[Data entries]

=====

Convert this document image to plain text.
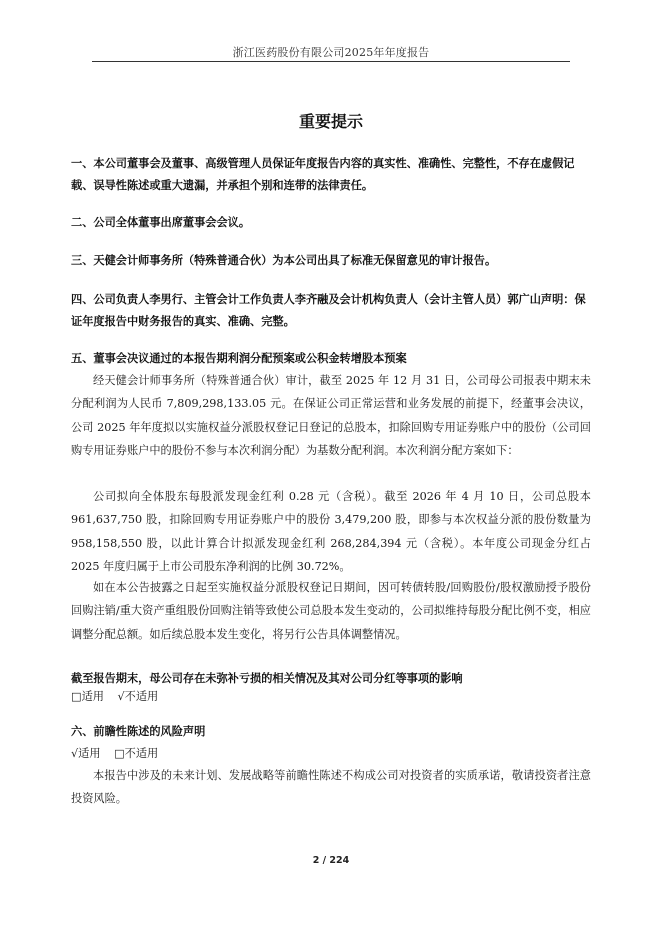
浙江医药股份有限公司2025年年度报告
重要提示
一、本公司董事会及董事、高级管理人员保证年度报告内容的真实性、准确性、完整性，不存在虚假记载、误导性陈述或重大遗漏，并承担个别和连带的法律责任。
二、公司全体董事出席董事会会议。
三、天健会计师事务所（特殊普通合伙）为本公司出具了标准无保留意见的审计报告。
四、公司负责人李男行、主管会计工作负责人李齐融及会计机构负责人（会计主管人员）郭广山声明：保证年度报告中财务报告的真实、准确、完整。
五、董事会决议通过的本报告期利润分配预案或公积金转增股本预案
经天健会计师事务所（特殊普通合伙）审计，截至 2025 年 12 月 31 日，公司母公司报表中期末未分配利润为人民币 7,809,298,133.05 元。在保证公司正常运营和业务发展的前提下，经董事会决议，公司 2025 年年度拟以实施权益分派股权登记日登记的总股本，扣除回购专用证券账户中的股份（公司回购专用证券账户中的股份不参与本次利润分配）为基数分配利润。本次利润分配方案如下：
公司拟向全体股东每股派发现金红利 0.28 元（含税）。截至 2026 年 4 月 10 日，公司总股本 961,637,750 股，扣除回购专用证券账户中的股份 3,479,200 股，即参与本次权益分派的股份数量为 958,158,550 股，以此计算合计拟派发现金红利 268,284,394 元（含税）。本年度公司现金分红占 2025 年度归属于上市公司股东净利润的比例 30.72%。
如在本公告披露之日起至实施权益分派股权登记日期间，因可转债转股/回购股份/股权激励授予股份回购注销/重大资产重组股份回购注销等致使公司总股本发生变动的，公司拟维持每股分配比例不变，相应调整分配总额。如后续总股本发生变化，将另行公告具体调整情况。
截至报告期末，母公司存在未弥补亏损的相关情况及其对公司分红等事项的影响
□适用 √不适用
六、前瞻性陈述的风险声明
√适用 □不适用
本报告中涉及的未来计划、发展战略等前瞻性陈述不构成公司对投资者的实质承诺，敬请投资者注意投资风险。
2 / 224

=====

■ What is expected:
Retype every record above exactly as written, but leave out the pictures.

■ Response:
Convert this document image to plain text.
浙江医药股份有限公司2025年年度报告
重要提示
一、本公司董事会及董事、高级管理人员保证年度报告内容的真实性、准确性、完整性，不存在虚假记载、误导性陈述或重大遗漏，并承担个别和连带的法律责任。
二、公司全体董事出席董事会会议。
三、天健会计师事务所（特殊普通合伙）为本公司出具了标准无保留意见的审计报告。
四、公司负责人李男行、主管会计工作负责人李齐融及会计机构负责人（会计主管人员）郭广山声明：保证年度报告中财务报告的真实、准确、完整。
五、董事会决议通过的本报告期利润分配预案或公积金转增股本预案
经天健会计师事务所（特殊普通合伙）审计，截至 2025 年 12 月 31 日，公司母公司报表中期末未分配利润为人民币 7,809,298,133.05 元。在保证公司正常运营和业务发展的前提下，经董事会决议，公司 2025 年年度拟以实施权益分派股权登记日登记的总股本，扣除回购专用证券账户中的股份（公司回购专用证券账户中的股份不参与本次利润分配）为基数分配利润。本次利润分配方案如下：
公司拟向全体股东每股派发现金红利 0.28 元（含税）。截至 2026 年 4 月 10 日，公司总股本 961,637,750 股，扣除回购专用证券账户中的股份 3,479,200 股，即参与本次权益分派的股份数量为 958,158,550 股，以此计算合计拟派发现金红利 268,284,394 元（含税）。本年度公司现金分红占 2025 年度归属于上市公司股东净利润的比例 30.72%。
如在本公告披露之日起至实施权益分派股权登记日期间，因可转债转股/回购股份/股权激励授予股份回购注销/重大资产重组股份回购注销等致使公司总股本发生变动的，公司拟维持每股分配比例不变，相应调整分配总额。如后续总股本发生变化，将另行公告具体调整情况。
截至报告期末，母公司存在未弥补亏损的相关情况及其对公司分红等事项的影响
□适用 √不适用
六、前瞻性陈述的风险声明
√适用 □不适用
本报告中涉及的未来计划、发展战略等前瞻性陈述不构成公司对投资者的实质承诺，敬请投资者注意投资风险。
2 / 224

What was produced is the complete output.